SHORT TASK
In the records that follow, show each line where the word "bisglycinate" is present.

SUPPLIED ENTRIES
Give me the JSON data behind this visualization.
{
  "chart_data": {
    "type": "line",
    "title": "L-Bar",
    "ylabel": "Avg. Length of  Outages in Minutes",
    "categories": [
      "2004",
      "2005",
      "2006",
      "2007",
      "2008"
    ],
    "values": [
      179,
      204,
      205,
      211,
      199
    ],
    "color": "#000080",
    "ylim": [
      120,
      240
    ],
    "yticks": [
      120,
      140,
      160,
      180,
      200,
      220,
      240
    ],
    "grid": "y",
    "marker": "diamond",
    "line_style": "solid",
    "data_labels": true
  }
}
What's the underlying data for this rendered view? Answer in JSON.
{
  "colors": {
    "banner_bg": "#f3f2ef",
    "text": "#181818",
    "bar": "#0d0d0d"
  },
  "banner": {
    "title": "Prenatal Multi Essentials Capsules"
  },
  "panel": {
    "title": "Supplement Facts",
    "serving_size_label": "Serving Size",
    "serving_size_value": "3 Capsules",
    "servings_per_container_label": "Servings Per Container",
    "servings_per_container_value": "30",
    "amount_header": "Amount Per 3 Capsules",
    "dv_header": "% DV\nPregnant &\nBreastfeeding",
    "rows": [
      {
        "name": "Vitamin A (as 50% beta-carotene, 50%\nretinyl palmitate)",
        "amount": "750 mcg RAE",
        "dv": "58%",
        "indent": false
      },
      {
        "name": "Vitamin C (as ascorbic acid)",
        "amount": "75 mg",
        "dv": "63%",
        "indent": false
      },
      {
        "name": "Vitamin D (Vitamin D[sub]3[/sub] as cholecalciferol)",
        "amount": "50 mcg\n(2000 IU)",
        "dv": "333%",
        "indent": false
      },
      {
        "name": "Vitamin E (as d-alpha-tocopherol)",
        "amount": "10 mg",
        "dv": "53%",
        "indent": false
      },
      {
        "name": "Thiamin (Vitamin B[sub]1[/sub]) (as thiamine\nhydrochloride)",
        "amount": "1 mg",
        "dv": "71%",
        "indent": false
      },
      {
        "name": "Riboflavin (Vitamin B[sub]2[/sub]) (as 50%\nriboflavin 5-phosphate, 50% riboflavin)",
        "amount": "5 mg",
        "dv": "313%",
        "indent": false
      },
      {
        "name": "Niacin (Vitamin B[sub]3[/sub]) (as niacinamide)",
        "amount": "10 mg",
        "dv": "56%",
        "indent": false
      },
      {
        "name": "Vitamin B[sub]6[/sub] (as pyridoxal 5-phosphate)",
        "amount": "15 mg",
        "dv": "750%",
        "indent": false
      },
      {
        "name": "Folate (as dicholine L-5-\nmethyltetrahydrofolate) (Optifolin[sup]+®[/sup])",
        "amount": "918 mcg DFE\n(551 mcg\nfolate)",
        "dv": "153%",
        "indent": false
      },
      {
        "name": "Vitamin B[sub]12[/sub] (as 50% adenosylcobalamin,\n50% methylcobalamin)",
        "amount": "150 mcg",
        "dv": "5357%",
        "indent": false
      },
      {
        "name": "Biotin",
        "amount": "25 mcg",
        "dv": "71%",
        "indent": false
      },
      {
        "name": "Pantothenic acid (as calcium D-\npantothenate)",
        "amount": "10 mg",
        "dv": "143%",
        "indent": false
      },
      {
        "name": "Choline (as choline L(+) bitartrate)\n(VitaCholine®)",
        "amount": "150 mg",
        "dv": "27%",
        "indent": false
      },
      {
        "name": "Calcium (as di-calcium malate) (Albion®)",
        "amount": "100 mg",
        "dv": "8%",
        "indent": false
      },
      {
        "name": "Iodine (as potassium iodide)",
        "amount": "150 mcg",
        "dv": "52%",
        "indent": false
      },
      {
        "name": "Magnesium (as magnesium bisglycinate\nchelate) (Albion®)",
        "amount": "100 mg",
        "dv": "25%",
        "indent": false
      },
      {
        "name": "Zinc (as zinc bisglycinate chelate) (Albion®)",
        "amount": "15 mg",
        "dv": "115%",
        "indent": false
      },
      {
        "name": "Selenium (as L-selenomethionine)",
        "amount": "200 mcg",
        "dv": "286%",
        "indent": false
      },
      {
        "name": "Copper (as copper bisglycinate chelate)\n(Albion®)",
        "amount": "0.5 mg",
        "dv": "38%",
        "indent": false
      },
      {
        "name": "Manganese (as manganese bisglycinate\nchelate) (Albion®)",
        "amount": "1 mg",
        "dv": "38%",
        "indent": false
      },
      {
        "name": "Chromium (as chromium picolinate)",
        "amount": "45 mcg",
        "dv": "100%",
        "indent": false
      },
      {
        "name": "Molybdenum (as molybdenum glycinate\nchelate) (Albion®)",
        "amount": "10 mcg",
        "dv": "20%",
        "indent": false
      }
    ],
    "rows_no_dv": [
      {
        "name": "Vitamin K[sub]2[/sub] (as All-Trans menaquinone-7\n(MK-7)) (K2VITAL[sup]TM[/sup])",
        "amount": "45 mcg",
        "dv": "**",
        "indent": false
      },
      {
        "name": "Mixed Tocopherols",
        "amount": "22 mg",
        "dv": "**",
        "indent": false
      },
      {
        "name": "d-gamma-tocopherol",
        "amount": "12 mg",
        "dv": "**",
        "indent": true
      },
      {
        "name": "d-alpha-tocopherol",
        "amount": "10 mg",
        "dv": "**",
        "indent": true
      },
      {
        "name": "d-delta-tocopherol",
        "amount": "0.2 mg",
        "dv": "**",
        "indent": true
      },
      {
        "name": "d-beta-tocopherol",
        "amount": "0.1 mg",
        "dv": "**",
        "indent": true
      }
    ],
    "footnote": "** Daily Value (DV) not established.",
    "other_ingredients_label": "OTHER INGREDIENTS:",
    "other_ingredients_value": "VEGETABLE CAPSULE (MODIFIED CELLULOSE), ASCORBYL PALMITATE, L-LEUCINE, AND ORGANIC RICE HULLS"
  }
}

ANSWER TO THIS PROBLEM
        "name": "Magnesium (as magnesium bisglycinate\nchelate) (Albion®)",
        "name": "Zinc (as zinc bisglycinate chelate) (Albion®)",
        "name": "Copper (as copper bisglycinate chelate)\n(Albion®)",
        "name": "Manganese (as manganese bisglycinate\nchelate) (Albion®)",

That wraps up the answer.